Фрагмент документа:
Вечером 6 октября были похороны адмирала Корнилова. Мало мне приходилось видеть подобных похорон. Плакали не только офицеры, к нему приближённые: плакали чужие, плакали угрюмые матросы, плакали и те, которым слеза была незнакома с пелёнок…»

…Из воспоминаний Д.В.Ильинского:

«…Весть о смерти доблестного адмирала поразила скорбью мужественных защитников Севастополя, глубоко веривших в счастье и необыкновенное дарование Корнилова, но больше всех она поразила и опечалила его сотоварища по обороне адмирала Нахимова. Сознавая необходимость скрыть от гарнизона нравственную потерю начальника обороны, он весь день неутомимо посещал наиболее угрожаемые и пострадавшие бастионы, сдал с согласия Меншикова свою 1-ю дистанцию под начальство опытного, даровитого, храброго и распорядительного артиллерийского генерала Тимофеева, а за собой оставил заботу по охранению и снабжению бастионов и батарей вообще всей оборонительной линии, где всюду при орудиях были морские команды…»

Приведённый листинг:
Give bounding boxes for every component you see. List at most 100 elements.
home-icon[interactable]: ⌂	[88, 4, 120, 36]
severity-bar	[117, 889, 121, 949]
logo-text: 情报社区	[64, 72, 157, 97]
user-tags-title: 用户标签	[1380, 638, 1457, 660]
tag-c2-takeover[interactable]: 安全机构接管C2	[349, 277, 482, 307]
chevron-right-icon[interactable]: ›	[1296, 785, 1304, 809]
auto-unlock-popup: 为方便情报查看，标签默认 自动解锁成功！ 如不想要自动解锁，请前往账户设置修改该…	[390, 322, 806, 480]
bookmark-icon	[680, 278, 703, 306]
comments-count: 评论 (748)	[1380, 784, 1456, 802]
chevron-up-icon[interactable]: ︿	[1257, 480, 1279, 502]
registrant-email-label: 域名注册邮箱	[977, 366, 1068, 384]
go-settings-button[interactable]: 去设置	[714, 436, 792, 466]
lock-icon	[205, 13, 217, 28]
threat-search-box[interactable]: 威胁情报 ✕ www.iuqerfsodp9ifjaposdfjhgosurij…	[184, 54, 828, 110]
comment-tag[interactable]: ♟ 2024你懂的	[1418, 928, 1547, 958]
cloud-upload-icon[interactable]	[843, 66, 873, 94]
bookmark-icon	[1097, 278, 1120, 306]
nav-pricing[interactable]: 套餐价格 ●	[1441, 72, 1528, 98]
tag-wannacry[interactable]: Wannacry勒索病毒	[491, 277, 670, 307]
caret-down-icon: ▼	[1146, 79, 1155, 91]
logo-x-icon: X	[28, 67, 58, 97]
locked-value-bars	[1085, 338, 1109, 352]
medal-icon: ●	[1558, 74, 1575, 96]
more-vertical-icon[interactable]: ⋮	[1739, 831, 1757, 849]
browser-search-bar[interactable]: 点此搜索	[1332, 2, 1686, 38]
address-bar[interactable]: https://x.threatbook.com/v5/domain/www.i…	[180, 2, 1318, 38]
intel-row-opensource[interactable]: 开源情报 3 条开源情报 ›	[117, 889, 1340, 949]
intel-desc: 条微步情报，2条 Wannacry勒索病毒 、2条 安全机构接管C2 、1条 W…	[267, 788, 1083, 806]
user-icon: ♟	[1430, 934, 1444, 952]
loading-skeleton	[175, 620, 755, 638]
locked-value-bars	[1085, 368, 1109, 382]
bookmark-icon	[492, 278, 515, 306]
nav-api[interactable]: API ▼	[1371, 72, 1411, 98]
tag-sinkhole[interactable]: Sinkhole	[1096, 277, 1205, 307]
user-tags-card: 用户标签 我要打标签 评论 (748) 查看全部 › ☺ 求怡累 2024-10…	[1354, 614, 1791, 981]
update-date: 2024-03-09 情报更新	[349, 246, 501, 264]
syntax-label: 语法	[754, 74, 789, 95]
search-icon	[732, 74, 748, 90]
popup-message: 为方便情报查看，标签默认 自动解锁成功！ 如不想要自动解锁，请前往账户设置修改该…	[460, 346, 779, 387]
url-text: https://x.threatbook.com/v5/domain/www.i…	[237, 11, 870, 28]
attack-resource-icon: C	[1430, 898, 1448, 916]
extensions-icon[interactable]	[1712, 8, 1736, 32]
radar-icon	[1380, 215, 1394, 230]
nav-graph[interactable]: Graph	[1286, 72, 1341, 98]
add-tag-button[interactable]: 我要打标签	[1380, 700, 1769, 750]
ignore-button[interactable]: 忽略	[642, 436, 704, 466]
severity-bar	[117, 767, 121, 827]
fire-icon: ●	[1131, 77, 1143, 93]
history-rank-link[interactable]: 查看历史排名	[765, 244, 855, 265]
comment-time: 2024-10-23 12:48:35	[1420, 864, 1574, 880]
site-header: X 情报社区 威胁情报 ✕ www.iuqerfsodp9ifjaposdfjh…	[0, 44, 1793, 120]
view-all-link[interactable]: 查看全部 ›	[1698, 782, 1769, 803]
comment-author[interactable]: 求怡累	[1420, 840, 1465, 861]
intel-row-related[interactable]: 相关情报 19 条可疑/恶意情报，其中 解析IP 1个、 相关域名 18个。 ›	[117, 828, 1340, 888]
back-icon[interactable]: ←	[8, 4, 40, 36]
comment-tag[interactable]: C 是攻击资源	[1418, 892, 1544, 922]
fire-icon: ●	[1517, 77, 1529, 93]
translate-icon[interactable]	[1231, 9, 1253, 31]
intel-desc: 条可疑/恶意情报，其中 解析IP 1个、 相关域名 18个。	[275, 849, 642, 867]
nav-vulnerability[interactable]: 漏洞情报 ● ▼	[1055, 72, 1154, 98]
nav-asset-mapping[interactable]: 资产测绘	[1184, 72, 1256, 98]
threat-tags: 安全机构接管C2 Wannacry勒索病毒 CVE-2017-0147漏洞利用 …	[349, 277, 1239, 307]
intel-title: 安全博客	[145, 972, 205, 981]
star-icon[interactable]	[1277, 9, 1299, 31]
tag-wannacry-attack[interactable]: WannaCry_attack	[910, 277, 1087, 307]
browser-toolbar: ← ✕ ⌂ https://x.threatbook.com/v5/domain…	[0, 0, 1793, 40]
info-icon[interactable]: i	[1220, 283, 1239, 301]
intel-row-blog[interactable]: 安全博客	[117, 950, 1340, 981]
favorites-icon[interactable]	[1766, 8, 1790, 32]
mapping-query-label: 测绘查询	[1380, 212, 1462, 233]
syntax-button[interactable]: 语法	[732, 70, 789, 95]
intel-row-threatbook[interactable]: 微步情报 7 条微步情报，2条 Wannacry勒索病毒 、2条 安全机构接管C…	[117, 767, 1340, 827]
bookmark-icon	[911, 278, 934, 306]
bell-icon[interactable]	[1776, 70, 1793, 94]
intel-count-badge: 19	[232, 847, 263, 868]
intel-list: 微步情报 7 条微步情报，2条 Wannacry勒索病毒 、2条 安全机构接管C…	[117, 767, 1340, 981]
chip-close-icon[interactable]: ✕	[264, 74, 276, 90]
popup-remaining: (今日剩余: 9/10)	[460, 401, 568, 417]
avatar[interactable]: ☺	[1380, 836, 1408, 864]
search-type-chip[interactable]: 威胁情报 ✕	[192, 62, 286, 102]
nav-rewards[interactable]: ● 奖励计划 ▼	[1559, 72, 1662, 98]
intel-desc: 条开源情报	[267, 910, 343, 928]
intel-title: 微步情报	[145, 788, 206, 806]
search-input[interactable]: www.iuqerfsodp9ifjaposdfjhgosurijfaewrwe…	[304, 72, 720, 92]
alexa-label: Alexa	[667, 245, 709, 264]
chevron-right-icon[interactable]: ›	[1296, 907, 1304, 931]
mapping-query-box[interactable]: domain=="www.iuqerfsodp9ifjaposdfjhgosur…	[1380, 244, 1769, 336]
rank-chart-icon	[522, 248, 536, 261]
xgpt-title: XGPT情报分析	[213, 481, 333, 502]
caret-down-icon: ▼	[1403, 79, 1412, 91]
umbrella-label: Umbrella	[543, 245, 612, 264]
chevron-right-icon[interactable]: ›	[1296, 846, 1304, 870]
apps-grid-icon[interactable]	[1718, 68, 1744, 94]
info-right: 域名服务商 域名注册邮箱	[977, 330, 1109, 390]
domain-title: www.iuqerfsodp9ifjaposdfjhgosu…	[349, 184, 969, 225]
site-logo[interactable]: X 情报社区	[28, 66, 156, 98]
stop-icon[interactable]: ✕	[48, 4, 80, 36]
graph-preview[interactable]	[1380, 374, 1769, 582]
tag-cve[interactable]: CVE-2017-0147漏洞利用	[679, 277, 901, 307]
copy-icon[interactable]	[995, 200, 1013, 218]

Задания:
**a)** Какому генералу Нахимов с согласия Меншикова сдал свою 1-ю дистанцию, согласно отрывку о смерти адмирала Корнилова?
**b)** Продолжите отрывок о смерти адмирала Корнилова с того места, где он заканчивается.
Листинг никак не связан с отрывком о смерти адмирала Корнилова.

Ответы к заданиям:
**a)** Артиллерийскому генералу Тимофееву.

**b)**
Капитан Асланбеков рассказывал, как, поехав вечером поклониться праху убитого, он, войдя в комнату, увидел Нахимова, который плакал и целовал мёртвого товарища.

Вернувшись из церкви, Павел Степанович написал письмо контр-адмиралу Метлину, с которым особенно был дружен Владимир Алексеевич:

«Г. Севастополь, 5 октября 1854 г.

Николай Фёдорович!

Владимир Алексеевич не существует. Предупредите и приготовьте Елизавету Васильевну. Он умер как герой. Завтра снова дело. Я не знаю, что будет с Севастополем без него — и на флоте, и в деле на берегу. Получил две царапины, о которых не стоит говорить.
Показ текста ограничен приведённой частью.